RECORDS:
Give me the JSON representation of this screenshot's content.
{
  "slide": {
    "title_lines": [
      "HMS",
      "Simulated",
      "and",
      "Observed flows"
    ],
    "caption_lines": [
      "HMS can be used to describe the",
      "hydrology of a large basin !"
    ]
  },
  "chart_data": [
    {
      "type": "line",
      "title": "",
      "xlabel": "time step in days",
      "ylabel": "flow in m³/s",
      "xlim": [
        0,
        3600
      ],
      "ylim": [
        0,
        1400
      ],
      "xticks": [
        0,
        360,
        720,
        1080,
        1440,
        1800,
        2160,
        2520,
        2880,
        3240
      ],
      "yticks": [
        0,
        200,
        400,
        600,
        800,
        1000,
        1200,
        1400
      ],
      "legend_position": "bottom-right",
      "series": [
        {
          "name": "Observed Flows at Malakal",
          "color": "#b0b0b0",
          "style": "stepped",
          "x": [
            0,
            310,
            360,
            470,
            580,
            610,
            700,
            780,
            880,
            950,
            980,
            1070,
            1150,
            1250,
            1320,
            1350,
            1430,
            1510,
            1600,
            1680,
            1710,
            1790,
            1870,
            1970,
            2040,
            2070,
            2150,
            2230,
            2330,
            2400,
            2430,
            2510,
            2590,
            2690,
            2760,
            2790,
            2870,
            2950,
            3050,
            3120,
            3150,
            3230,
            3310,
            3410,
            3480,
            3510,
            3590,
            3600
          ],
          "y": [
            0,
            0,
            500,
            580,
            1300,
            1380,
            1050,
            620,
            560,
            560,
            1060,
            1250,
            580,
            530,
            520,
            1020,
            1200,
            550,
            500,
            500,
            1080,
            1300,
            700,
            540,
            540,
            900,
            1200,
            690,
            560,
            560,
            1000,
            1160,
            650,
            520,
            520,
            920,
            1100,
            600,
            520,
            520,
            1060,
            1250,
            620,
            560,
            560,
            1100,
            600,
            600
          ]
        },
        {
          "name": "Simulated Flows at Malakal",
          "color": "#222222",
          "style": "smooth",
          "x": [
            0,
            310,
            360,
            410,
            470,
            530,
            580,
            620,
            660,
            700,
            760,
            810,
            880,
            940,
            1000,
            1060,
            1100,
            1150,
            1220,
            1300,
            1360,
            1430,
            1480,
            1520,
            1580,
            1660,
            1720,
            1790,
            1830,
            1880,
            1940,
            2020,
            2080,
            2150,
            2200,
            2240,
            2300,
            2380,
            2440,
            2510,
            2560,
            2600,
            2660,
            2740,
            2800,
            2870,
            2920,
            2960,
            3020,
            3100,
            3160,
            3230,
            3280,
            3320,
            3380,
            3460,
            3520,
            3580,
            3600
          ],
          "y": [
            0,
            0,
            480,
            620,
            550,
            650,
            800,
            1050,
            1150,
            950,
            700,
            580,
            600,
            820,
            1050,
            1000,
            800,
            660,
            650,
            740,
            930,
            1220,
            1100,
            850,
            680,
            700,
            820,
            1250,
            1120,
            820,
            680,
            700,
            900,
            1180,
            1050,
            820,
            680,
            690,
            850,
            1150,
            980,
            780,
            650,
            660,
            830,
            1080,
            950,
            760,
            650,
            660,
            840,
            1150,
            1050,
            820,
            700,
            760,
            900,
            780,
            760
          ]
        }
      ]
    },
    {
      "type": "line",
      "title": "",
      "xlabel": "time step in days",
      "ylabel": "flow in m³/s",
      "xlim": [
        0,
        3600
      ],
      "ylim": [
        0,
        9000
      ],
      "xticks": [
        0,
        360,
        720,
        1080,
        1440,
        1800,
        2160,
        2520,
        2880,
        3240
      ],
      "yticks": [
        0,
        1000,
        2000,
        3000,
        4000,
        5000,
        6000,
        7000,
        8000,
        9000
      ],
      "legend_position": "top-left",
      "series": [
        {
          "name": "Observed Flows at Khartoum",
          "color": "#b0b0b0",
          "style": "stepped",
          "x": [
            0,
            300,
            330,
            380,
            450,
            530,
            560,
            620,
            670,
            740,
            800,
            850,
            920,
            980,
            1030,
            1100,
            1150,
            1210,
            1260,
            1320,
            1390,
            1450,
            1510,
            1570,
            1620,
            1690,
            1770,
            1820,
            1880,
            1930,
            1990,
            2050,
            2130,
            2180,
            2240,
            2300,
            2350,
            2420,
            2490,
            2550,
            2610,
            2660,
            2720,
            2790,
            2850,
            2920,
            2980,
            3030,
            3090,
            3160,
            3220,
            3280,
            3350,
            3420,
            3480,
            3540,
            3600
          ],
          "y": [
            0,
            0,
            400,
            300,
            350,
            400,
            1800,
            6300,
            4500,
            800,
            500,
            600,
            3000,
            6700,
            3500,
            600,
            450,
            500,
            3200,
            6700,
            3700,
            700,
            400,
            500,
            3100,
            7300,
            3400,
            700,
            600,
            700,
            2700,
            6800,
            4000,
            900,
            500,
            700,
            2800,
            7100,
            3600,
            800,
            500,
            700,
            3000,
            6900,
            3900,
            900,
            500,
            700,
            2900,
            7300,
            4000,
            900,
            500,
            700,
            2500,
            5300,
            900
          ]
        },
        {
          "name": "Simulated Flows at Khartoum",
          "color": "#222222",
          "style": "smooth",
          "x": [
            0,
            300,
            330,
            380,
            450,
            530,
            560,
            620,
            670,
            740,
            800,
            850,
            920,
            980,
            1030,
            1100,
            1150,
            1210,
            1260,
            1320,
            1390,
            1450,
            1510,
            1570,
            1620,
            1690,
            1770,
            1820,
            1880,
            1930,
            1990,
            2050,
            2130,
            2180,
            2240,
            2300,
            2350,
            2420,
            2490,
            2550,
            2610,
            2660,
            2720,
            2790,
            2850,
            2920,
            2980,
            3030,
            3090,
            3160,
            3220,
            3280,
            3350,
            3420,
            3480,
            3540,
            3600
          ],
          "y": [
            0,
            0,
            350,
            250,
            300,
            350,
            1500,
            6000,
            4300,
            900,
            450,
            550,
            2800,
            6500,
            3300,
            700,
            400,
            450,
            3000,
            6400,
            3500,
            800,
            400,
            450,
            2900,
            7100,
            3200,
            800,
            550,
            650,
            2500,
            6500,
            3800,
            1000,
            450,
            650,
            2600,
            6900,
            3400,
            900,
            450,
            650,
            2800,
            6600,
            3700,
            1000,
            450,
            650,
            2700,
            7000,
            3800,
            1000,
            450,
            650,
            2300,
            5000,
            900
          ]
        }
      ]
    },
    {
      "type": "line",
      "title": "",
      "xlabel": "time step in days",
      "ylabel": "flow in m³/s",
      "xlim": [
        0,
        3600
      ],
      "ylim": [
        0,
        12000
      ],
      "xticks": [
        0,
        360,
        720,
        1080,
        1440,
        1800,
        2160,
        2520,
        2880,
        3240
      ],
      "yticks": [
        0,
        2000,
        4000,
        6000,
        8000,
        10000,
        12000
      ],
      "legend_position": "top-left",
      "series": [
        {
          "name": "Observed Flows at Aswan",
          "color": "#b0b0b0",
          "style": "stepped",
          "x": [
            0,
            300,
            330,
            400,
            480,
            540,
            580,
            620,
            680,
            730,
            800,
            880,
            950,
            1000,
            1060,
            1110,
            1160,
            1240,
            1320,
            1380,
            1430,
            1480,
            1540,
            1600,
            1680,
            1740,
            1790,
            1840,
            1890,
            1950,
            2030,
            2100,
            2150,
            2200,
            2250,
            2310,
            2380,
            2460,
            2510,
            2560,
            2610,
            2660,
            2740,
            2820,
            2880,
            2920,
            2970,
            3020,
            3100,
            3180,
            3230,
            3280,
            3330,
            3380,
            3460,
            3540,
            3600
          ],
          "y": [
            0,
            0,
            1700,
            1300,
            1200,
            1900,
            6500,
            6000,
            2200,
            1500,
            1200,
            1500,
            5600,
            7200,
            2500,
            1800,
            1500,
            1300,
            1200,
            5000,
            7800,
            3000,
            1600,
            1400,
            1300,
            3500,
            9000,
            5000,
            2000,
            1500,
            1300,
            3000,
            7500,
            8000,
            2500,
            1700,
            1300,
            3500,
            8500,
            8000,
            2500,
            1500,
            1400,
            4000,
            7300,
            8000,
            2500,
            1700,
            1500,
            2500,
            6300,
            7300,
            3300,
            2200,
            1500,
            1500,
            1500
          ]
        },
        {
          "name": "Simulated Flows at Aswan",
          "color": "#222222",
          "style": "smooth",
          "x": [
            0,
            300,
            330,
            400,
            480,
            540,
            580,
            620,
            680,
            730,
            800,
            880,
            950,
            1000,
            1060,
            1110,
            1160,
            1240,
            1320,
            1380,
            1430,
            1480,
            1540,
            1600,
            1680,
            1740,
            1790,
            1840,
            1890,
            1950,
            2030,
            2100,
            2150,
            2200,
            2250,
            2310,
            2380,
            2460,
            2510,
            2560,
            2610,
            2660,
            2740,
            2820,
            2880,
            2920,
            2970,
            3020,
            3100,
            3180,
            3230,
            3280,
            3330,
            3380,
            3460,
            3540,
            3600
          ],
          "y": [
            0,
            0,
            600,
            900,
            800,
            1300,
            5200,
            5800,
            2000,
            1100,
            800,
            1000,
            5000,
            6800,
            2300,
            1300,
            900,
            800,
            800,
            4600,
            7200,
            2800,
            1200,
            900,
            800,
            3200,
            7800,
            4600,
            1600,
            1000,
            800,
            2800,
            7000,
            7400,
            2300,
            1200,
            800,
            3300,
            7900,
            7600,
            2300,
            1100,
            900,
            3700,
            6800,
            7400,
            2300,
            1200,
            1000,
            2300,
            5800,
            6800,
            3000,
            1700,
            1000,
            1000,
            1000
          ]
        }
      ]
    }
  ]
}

PROMPT: Scan the material for lines with the word "Malakal", and copy each line you find.

SOLUTION BELOW:
          "name": "Observed Flows at Malakal",
          "name": "Simulated Flows at Malakal",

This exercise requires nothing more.